##### STORED RECORDS #####

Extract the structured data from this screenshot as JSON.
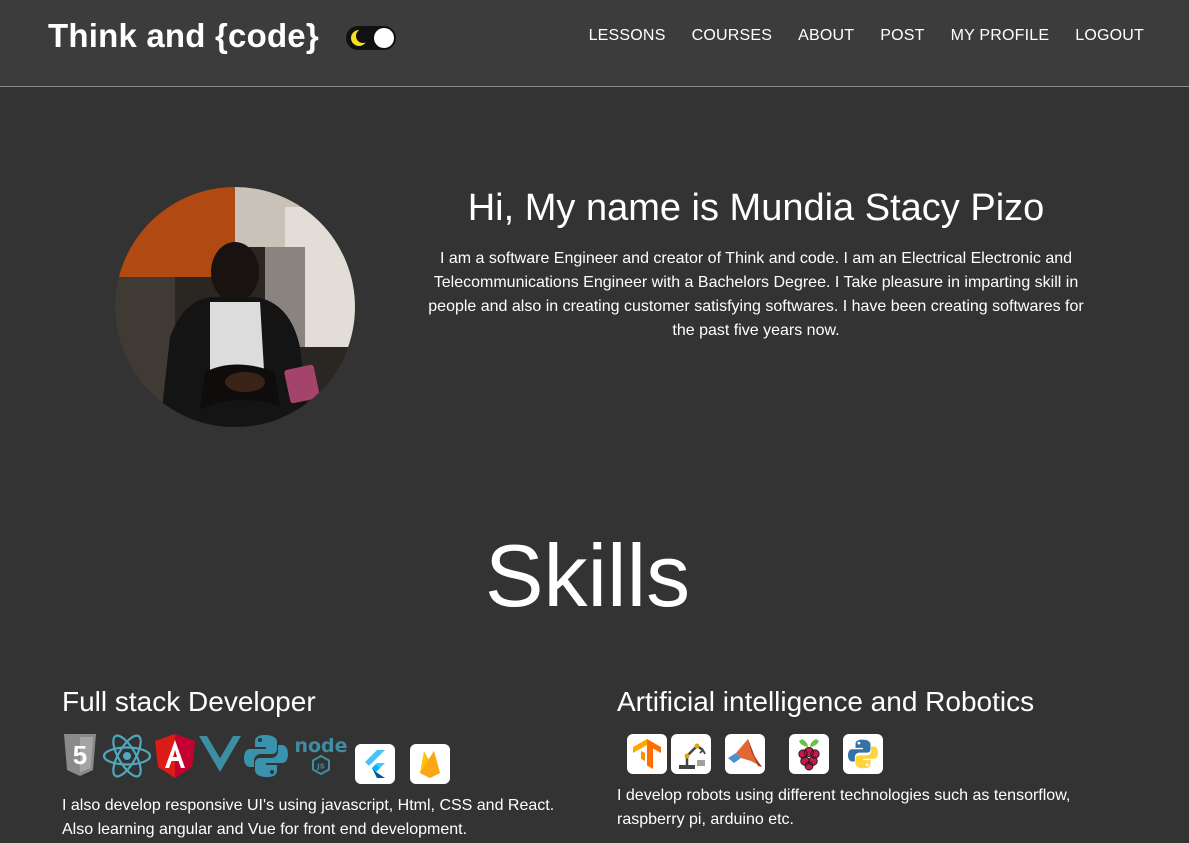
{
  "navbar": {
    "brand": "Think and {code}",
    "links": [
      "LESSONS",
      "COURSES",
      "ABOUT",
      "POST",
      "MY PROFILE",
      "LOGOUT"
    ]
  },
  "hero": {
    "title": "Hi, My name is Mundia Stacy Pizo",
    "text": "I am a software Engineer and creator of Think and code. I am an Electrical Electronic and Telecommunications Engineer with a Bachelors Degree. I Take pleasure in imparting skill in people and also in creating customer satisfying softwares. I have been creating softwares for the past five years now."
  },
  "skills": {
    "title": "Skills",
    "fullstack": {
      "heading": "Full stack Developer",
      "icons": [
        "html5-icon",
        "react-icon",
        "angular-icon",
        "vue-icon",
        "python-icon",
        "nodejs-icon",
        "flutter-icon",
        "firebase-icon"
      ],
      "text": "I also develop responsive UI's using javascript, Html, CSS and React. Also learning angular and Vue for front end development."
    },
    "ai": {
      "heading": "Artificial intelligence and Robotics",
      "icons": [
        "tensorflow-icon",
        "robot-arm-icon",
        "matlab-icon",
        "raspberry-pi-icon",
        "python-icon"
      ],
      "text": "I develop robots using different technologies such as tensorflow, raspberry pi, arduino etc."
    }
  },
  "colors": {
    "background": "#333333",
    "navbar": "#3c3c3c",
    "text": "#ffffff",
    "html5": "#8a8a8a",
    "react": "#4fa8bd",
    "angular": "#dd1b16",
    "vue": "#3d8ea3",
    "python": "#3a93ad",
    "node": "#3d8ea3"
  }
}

#####
##### STORED RECORDS #####

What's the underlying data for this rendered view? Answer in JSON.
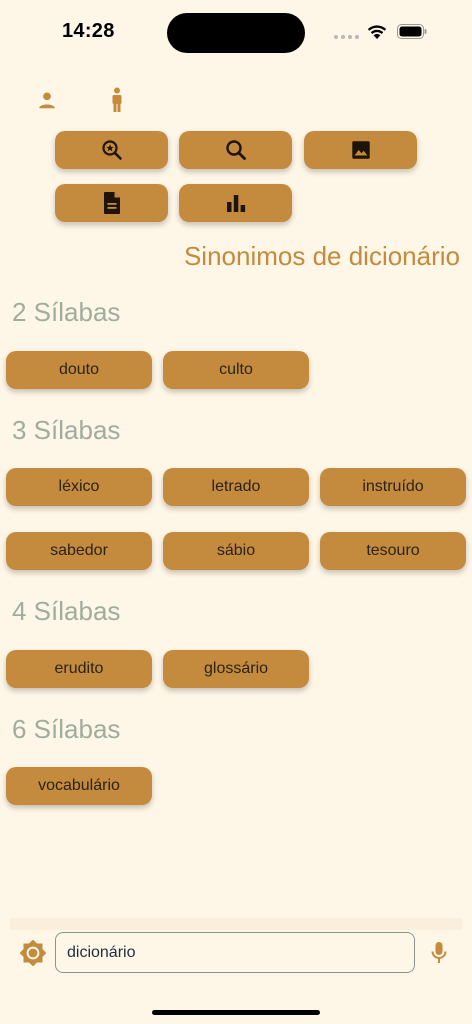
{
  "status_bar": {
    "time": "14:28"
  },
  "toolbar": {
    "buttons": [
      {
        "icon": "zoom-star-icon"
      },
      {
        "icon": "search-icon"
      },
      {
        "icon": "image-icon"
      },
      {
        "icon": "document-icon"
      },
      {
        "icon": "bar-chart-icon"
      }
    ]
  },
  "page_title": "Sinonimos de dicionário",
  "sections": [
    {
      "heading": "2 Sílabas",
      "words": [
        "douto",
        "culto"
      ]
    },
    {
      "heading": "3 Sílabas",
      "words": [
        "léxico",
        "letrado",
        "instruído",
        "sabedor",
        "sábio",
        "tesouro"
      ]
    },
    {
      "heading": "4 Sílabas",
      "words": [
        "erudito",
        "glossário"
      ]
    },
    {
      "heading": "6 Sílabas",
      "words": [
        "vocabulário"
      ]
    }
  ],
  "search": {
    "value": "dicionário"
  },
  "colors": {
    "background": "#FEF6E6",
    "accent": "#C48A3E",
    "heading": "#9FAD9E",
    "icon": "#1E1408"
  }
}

#####
##### STORED RECORDS #####

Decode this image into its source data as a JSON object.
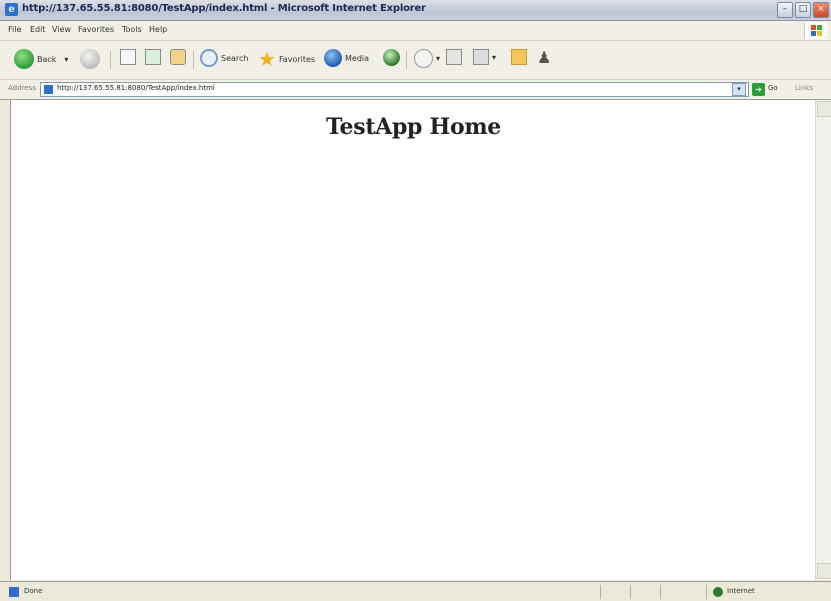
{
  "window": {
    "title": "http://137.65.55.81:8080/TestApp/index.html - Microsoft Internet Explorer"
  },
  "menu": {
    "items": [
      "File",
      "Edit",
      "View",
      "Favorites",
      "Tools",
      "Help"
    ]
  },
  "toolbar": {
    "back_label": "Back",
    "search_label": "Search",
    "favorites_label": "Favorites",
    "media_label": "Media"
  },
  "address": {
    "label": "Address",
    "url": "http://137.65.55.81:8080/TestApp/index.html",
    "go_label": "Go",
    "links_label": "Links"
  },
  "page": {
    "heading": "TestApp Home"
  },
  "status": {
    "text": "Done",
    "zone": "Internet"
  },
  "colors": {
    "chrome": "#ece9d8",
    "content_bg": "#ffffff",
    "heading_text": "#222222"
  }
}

#####

DIRECTIVE
In the records above, locate each line with the word "image". Copy all such lines.

WRITTEN RESPONSE
        "icon": "image-icon"
Decode this image into its source data as a JSON object.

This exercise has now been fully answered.